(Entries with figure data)
◇ ◇ ◇ ◇

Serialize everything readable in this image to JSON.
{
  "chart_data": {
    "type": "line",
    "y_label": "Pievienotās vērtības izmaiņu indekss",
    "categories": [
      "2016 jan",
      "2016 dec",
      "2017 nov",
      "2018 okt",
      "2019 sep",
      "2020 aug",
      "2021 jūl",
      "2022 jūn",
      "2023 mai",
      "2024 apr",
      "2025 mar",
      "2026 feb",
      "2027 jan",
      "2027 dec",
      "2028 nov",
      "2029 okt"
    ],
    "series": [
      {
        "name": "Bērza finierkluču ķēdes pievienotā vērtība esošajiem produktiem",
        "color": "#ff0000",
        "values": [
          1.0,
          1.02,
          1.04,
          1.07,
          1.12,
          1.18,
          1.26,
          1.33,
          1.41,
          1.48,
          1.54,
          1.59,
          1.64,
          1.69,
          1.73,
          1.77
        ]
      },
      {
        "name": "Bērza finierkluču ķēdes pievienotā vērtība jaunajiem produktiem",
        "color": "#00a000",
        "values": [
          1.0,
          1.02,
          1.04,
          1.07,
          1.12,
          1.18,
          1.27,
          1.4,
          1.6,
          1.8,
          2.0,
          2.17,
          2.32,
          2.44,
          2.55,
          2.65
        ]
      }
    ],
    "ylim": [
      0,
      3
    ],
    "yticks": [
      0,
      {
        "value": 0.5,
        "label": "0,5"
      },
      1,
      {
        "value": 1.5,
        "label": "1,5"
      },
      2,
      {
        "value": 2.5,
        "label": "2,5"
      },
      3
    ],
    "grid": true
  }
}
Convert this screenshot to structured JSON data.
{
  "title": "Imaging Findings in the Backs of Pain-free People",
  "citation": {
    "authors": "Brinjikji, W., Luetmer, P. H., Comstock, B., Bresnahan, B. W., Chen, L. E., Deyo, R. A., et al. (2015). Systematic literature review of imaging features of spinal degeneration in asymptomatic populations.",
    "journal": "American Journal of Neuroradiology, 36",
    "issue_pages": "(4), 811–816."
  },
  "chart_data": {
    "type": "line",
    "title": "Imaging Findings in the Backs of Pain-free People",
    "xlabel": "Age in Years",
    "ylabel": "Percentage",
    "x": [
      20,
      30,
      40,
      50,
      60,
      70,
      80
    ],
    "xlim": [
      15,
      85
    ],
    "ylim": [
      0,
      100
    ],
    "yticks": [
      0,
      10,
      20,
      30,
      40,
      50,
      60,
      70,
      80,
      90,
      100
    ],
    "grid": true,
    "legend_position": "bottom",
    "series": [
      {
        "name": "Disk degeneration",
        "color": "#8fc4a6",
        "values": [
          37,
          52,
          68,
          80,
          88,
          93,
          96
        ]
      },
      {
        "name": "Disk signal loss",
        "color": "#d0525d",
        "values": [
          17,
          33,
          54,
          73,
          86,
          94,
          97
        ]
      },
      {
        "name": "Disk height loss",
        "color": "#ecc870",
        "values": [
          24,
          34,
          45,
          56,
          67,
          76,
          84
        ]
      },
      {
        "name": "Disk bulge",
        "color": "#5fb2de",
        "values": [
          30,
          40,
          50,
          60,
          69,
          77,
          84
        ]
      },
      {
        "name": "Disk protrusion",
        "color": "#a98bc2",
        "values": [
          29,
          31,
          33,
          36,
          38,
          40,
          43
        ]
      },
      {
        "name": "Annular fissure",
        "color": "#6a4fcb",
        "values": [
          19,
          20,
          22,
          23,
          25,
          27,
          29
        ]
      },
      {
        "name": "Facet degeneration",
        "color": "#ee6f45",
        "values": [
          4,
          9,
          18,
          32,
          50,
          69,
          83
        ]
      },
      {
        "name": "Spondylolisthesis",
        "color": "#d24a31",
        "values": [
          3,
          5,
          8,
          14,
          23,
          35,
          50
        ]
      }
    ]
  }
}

◇ ◇ ◇ ◇

Gather up every line from the listing above in which the word "finierkluču" occurs.

        "name": "Bērza finierkluču ķēdes pievienotā vērtība esošajiem produktiem",
        "name": "Bērza finierkluču ķēdes pievienotā vērtība jaunajiem produktiem",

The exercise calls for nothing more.